▶ [Problem requirements]
Make an exact copy of the entries below.

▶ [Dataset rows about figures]
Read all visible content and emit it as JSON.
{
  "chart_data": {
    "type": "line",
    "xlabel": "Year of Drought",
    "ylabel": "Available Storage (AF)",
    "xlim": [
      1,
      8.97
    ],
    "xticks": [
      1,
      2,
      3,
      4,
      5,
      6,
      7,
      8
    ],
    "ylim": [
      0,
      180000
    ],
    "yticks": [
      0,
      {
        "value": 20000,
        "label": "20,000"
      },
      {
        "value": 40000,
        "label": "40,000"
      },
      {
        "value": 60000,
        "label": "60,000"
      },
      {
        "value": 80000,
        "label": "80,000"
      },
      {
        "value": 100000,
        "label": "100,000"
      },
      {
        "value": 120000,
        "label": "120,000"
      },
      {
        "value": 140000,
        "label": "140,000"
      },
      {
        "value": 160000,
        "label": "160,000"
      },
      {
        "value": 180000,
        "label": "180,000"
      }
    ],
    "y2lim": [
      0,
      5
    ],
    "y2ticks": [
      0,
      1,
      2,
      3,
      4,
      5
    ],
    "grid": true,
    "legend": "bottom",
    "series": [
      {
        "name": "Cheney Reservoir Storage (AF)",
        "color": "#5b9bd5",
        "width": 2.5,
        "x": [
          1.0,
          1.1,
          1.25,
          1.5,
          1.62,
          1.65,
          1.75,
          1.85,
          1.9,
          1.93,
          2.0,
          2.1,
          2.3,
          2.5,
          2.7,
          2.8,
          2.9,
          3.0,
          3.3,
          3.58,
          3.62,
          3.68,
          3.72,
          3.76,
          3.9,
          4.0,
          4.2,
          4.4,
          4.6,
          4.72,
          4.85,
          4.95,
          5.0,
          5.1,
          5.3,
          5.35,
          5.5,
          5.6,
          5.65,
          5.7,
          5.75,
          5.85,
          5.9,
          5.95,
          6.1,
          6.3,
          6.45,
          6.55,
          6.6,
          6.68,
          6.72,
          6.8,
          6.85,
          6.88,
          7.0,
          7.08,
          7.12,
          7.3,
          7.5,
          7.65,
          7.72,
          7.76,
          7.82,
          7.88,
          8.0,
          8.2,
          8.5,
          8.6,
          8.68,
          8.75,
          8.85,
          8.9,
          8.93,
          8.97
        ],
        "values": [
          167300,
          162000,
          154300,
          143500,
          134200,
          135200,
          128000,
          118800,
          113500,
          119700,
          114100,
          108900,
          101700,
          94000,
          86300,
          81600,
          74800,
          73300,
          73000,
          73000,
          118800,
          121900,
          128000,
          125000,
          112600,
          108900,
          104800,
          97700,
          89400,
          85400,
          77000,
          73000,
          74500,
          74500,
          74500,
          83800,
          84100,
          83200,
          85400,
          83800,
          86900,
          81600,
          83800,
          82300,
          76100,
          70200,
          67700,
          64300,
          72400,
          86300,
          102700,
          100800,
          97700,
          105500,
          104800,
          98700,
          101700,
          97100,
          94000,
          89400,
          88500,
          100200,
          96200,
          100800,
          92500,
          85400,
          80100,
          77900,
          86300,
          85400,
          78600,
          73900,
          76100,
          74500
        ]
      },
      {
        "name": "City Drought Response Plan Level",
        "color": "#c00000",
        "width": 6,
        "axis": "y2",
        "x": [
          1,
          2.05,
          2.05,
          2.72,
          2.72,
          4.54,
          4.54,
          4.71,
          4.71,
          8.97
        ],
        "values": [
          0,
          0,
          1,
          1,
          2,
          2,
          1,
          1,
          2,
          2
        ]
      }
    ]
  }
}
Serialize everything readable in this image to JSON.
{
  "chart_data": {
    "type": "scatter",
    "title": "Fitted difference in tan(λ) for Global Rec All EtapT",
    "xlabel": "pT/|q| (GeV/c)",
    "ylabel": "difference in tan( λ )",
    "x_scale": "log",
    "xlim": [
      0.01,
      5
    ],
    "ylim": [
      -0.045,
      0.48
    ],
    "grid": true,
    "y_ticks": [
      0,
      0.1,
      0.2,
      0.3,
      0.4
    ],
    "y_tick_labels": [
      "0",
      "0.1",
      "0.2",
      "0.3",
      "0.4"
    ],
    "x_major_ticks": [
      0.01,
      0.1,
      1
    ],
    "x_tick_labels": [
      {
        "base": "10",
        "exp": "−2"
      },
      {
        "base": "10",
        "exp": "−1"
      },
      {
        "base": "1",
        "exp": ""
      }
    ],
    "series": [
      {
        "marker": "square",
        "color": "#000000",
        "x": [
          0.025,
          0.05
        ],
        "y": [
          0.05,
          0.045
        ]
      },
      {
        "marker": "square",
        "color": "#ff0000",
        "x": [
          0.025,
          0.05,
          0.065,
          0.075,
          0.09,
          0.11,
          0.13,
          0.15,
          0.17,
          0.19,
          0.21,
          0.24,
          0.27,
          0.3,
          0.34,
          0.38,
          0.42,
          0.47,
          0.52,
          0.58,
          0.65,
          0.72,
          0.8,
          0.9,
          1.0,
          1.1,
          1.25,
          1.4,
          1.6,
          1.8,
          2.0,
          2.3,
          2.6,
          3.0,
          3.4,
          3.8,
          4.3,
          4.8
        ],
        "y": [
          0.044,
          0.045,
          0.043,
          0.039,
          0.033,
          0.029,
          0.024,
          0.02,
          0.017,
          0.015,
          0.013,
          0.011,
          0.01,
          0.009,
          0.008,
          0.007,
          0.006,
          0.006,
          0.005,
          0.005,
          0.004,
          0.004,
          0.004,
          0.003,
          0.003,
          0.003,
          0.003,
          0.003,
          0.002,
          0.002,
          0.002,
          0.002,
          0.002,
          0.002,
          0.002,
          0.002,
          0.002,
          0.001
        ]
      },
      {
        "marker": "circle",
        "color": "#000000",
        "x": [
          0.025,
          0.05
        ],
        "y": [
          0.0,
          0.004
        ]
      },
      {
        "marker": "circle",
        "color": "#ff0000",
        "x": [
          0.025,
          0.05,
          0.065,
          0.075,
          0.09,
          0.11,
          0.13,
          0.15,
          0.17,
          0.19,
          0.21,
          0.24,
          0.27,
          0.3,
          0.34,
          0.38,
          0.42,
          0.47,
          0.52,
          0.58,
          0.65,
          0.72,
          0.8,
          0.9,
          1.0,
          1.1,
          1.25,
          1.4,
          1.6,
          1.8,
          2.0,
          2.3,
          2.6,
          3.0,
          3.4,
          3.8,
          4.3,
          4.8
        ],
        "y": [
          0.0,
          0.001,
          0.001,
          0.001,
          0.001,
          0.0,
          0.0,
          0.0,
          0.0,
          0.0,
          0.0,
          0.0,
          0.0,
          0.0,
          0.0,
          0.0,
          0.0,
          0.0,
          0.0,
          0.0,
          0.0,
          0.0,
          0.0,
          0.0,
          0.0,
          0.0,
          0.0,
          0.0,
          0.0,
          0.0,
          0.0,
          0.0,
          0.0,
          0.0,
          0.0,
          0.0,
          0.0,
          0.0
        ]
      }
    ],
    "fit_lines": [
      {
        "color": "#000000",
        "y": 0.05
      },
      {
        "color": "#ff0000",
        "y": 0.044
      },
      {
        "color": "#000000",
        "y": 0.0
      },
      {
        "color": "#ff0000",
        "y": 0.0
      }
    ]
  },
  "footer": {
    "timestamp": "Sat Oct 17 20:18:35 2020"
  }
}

▶ [Output below]
Read all visible content and emit it as JSON.
{
  "chart_data": {
    "type": "line",
    "xlabel": "Year of Drought",
    "ylabel": "Available Storage (AF)",
    "xlim": [
      1,
      8.97
    ],
    "xticks": [
      1,
      2,
      3,
      4,
      5,
      6,
      7,
      8
    ],
    "ylim": [
      0,
      180000
    ],
    "yticks": [
      0,
      {
        "value": 20000,
        "label": "20,000"
      },
      {
        "value": 40000,
        "label": "40,000"
      },
      {
        "value": 60000,
        "label": "60,000"
      },
      {
        "value": 80000,
        "label": "80,000"
      },
      {
        "value": 100000,
        "label": "100,000"
      },
      {
        "value": 120000,
        "label": "120,000"
      },
      {
        "value": 140000,
        "label": "140,000"
      },
      {
        "value": 160000,
        "label": "160,000"
      },
      {
        "value": 180000,
        "label": "180,000"
      }
    ],
    "y2lim": [
      0,
      5
    ],
    "y2ticks": [
      0,
      1,
      2,
      3,
      4,
      5
    ],
    "grid": true,
    "legend": "bottom",
    "series": [
      {
        "name": "Cheney Reservoir Storage (AF)",
        "color": "#5b9bd5",
        "width": 2.5,
        "x": [
          1.0,
          1.1,
          1.25,
          1.5,
          1.62,
          1.65,
          1.75,
          1.85,
          1.9,
          1.93,
          2.0,
          2.1,
          2.3,
          2.5,
          2.7,
          2.8,
          2.9,
          3.0,
          3.3,
          3.58,
          3.62,
          3.68,
          3.72,
          3.76,
          3.9,
          4.0,
          4.2,
          4.4,
          4.6,
          4.72,
          4.85,
          4.95,
          5.0,
          5.1,
          5.3,
          5.35,
          5.5,
          5.6,
          5.65,
          5.7,
          5.75,
          5.85,
          5.9,
          5.95,
          6.1,
          6.3,
          6.45,
          6.55,
          6.6,
          6.68,
          6.72,
          6.8,
          6.85,
          6.88,
          7.0,
          7.08,
          7.12,
          7.3,
          7.5,
          7.65,
          7.72,
          7.76,
          7.82,
          7.88,
          8.0,
          8.2,
          8.5,
          8.6,
          8.68,
          8.75,
          8.85,
          8.9,
          8.93,
          8.97
        ],
        "values": [
          167300,
          162000,
          154300,
          143500,
          134200,
          135200,
          128000,
          118800,
          113500,
          119700,
          114100,
          108900,
          101700,
          94000,
          86300,
          81600,
          74800,
          73300,
          73000,
          73000,
          118800,
          121900,
          128000,
          125000,
          112600,
          108900,
          104800,
          97700,
          89400,
          85400,
          77000,
          73000,
          74500,
          74500,
          74500,
          83800,
          84100,
          83200,
          85400,
          83800,
          86900,
          81600,
          83800,
          82300,
          76100,
          70200,
          67700,
          64300,
          72400,
          86300,
          102700,
          100800,
          97700,
          105500,
          104800,
          98700,
          101700,
          97100,
          94000,
          89400,
          88500,
          100200,
          96200,
          100800,
          92500,
          85400,
          80100,
          77900,
          86300,
          85400,
          78600,
          73900,
          76100,
          74500
        ]
      },
      {
        "name": "City Drought Response Plan Level",
        "color": "#c00000",
        "width": 6,
        "axis": "y2",
        "x": [
          1,
          2.05,
          2.05,
          2.72,
          2.72,
          4.54,
          4.54,
          4.71,
          4.71,
          8.97
        ],
        "values": [
          0,
          0,
          1,
          1,
          2,
          2,
          1,
          1,
          2,
          2
        ]
      }
    ]
  }
}
Serialize everything readable in this image to JSON.
{
  "chart_data": {
    "type": "scatter",
    "title": "Fitted difference in tan(λ) for Global Rec All EtapT",
    "xlabel": "pT/|q| (GeV/c)",
    "ylabel": "difference in tan( λ )",
    "x_scale": "log",
    "xlim": [
      0.01,
      5
    ],
    "ylim": [
      -0.045,
      0.48
    ],
    "grid": true,
    "y_ticks": [
      0,
      0.1,
      0.2,
      0.3,
      0.4
    ],
    "y_tick_labels": [
      "0",
      "0.1",
      "0.2",
      "0.3",
      "0.4"
    ],
    "x_major_ticks": [
      0.01,
      0.1,
      1
    ],
    "x_tick_labels": [
      {
        "base": "10",
        "exp": "−2"
      },
      {
        "base": "10",
        "exp": "−1"
      },
      {
        "base": "1",
        "exp": ""
      }
    ],
    "series": [
      {
        "marker": "square",
        "color": "#000000",
        "x": [
          0.025,
          0.05
        ],
        "y": [
          0.05,
          0.045
        ]
      },
      {
        "marker": "square",
        "color": "#ff0000",
        "x": [
          0.025,
          0.05,
          0.065,
          0.075,
          0.09,
          0.11,
          0.13,
          0.15,
          0.17,
          0.19,
          0.21,
          0.24,
          0.27,
          0.3,
          0.34,
          0.38,
          0.42,
          0.47,
          0.52,
          0.58,
          0.65,
          0.72,
          0.8,
          0.9,
          1.0,
          1.1,
          1.25,
          1.4,
          1.6,
          1.8,
          2.0,
          2.3,
          2.6,
          3.0,
          3.4,
          3.8,
          4.3,
          4.8
        ],
        "y": [
          0.044,
          0.045,
          0.043,
          0.039,
          0.033,
          0.029,
          0.024,
          0.02,
          0.017,
          0.015,
          0.013,
          0.011,
          0.01,
          0.009,
          0.008,
          0.007,
          0.006,
          0.006,
          0.005,
          0.005,
          0.004,
          0.004,
          0.004,
          0.003,
          0.003,
          0.003,
          0.003,
          0.003,
          0.002,
          0.002,
          0.002,
          0.002,
          0.002,
          0.002,
          0.002,
          0.002,
          0.002,
          0.001
        ]
      },
      {
        "marker": "circle",
        "color": "#000000",
        "x": [
          0.025,
          0.05
        ],
        "y": [
          0.0,
          0.004
        ]
      },
      {
        "marker": "circle",
        "color": "#ff0000",
        "x": [
          0.025,
          0.05,
          0.065,
          0.075,
          0.09,
          0.11,
          0.13,
          0.15,
          0.17,
          0.19,
          0.21,
          0.24,
          0.27,
          0.3,
          0.34,
          0.38,
          0.42,
          0.47,
          0.52,
          0.58,
          0.65,
          0.72,
          0.8,
          0.9,
          1.0,
          1.1,
          1.25,
          1.4,
          1.6,
          1.8,
          2.0,
          2.3,
          2.6,
          3.0,
          3.4,
          3.8,
          4.3,
          4.8
        ],
        "y": [
          0.0,
          0.001,
          0.001,
          0.001,
          0.001,
          0.0,
          0.0,
          0.0,
          0.0,
          0.0,
          0.0,
          0.0,
          0.0,
          0.0,
          0.0,
          0.0,
          0.0,
          0.0,
          0.0,
          0.0,
          0.0,
          0.0,
          0.0,
          0.0,
          0.0,
          0.0,
          0.0,
          0.0,
          0.0,
          0.0,
          0.0,
          0.0,
          0.0,
          0.0,
          0.0,
          0.0,
          0.0,
          0.0
        ]
      }
    ],
    "fit_lines": [
      {
        "color": "#000000",
        "y": 0.05
      },
      {
        "color": "#ff0000",
        "y": 0.044
      },
      {
        "color": "#000000",
        "y": 0.0
      },
      {
        "color": "#ff0000",
        "y": 0.0
      }
    ]
  },
  "footer": {
    "timestamp": "Sat Oct 17 20:18:35 2020"
  }
}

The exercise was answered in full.